■ **Written request**:
Review the listing and copy each line that holds the word "IvyPanda".

— START Extracted material —

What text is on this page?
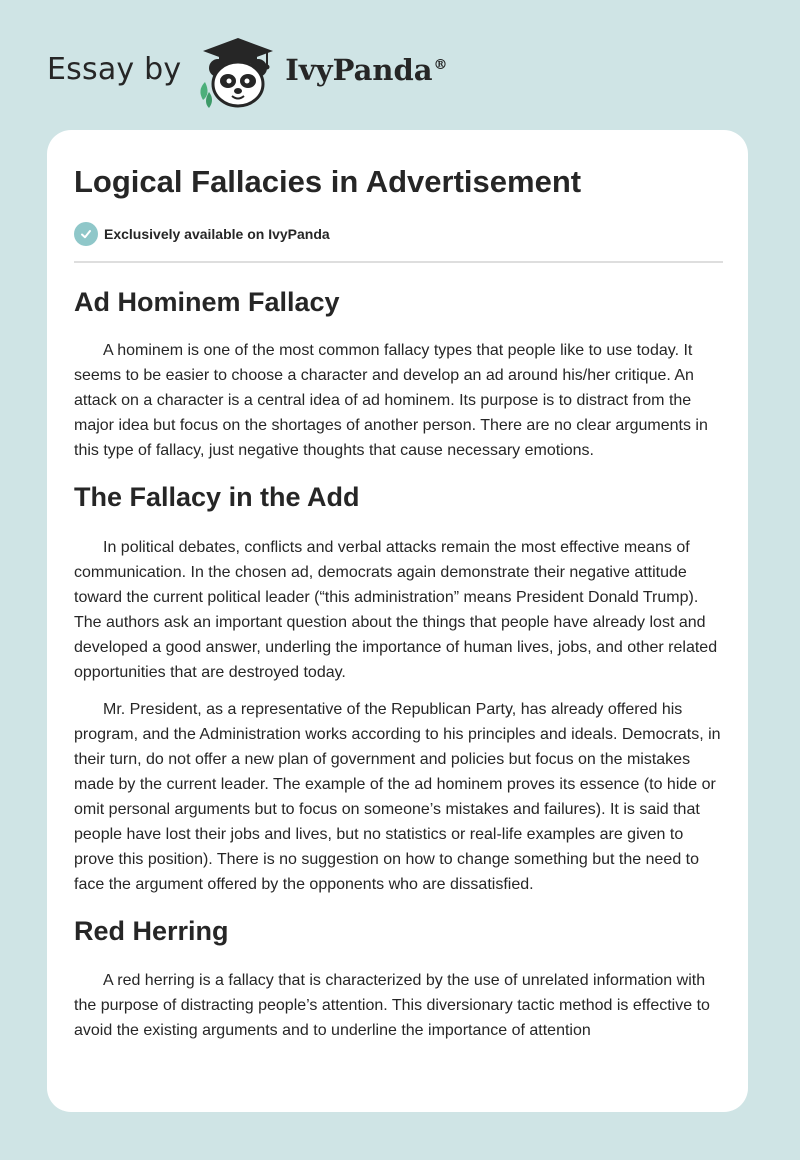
Essay by	IvyPanda®
Logical Fallacies in Advertisement
Exclusively available on IvyPanda
Ad Hominem Fallacy

A hominem is one of the most common fallacy types that people like to use today. It seems to be easier to choose a character and develop an ad around his/her critique. An attack on a character is a central idea of ad hominem. Its purpose is to distract from the major idea but focus on the shortages of another person. There are no clear arguments in this type of fallacy, just negative thoughts that cause necessary emotions.

The Fallacy in the Add

In political debates, conflicts and verbal attacks remain the most effective means of communication. In the chosen ad, democrats again demonstrate their negative attitude toward the current political leader (“this administration” means President Donald Trump). The authors ask an important question about the things that people have already lost and developed a good answer, underling the importance of human lives, jobs, and other related opportunities that are destroyed today.

Mr. President, as a representative of the Republican Party, has already offered his program, and the Administration works according to his principles and ideals. Democrats, in their turn, do not offer a new plan of government and policies but focus on the mistakes made by the current leader. The example of the ad hominem proves its essence (to hide or omit personal arguments but to focus on someone’s mistakes and failures). It is said that people have lost their jobs and lives, but no statistics or real-life examples are given to prove this position). There is no suggestion on how to change something but the need to face the argument offered by the opponents who are dissatisfied.

Red Herring

A red herring is a fallacy that is characterized by the use of unrelated information with the purpose of distracting people’s attention. This diversionary tactic method is effective to avoid the existing arguments and to underline the importance of attention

— END Extracted material —

■ **Solution to this task**:
Essay by	IvyPanda®
Exclusively available on IvyPanda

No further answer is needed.